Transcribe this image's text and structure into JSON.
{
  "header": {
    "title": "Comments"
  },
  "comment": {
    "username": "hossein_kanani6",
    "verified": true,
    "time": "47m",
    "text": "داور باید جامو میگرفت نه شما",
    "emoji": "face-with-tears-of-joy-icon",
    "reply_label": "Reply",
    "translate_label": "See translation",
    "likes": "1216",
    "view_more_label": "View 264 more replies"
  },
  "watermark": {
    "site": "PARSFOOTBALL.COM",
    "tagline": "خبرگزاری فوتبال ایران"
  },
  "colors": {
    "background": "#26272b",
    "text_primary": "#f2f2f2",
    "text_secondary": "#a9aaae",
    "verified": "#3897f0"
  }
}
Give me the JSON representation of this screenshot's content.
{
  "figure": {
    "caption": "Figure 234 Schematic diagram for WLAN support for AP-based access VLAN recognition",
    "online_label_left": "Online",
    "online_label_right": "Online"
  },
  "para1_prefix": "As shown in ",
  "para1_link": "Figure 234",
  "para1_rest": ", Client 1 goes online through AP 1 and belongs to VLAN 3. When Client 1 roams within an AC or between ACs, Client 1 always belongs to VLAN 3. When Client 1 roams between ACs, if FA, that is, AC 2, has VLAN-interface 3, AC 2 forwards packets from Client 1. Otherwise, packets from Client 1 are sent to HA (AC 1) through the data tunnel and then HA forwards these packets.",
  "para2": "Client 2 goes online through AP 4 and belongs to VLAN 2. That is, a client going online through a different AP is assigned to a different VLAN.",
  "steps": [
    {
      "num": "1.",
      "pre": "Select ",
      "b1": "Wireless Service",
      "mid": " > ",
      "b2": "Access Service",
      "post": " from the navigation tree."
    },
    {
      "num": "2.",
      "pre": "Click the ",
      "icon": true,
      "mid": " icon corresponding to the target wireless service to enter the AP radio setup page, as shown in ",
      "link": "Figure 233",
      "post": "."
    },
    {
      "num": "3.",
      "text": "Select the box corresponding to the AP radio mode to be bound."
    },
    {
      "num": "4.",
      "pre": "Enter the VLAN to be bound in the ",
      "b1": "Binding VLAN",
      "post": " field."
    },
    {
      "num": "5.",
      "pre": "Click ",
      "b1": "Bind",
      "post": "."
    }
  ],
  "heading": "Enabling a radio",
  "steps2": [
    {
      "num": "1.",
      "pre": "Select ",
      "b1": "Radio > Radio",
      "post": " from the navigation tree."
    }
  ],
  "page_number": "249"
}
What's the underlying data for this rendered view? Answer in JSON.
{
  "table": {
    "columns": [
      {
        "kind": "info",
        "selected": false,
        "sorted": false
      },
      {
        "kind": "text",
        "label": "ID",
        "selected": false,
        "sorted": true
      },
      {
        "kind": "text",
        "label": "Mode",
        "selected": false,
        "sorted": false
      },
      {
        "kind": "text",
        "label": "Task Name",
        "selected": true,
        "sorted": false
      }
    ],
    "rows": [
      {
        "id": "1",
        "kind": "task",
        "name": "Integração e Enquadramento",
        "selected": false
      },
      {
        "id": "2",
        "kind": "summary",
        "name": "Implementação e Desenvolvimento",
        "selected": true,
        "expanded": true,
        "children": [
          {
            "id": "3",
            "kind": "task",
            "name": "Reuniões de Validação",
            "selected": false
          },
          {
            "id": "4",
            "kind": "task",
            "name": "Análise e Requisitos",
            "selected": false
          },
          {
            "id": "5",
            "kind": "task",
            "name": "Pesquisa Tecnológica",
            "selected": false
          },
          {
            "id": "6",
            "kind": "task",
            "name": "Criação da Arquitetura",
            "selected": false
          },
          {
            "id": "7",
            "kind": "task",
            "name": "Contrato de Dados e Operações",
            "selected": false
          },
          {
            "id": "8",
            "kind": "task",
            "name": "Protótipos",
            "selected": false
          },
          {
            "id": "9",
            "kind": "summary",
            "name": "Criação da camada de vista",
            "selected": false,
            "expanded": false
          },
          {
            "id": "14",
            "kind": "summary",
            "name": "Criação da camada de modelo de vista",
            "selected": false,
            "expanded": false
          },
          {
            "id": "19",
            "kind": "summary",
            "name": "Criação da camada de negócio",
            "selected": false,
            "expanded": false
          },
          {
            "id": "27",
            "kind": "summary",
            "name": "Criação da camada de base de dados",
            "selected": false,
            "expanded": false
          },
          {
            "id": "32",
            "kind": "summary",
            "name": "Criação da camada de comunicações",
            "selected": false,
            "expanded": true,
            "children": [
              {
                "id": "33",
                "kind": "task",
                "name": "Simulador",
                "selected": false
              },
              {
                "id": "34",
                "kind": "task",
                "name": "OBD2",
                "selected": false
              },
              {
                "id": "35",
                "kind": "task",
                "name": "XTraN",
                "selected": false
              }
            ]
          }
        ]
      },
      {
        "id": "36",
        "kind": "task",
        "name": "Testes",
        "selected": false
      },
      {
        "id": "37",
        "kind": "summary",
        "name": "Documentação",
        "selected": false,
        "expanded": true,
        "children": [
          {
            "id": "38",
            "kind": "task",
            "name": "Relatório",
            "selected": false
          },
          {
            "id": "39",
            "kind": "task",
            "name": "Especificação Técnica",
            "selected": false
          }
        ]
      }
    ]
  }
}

▶ _The task_: Your answer should be a single number: the count of lines in the listing that contain the word "camada".

▶ _Written response_: 5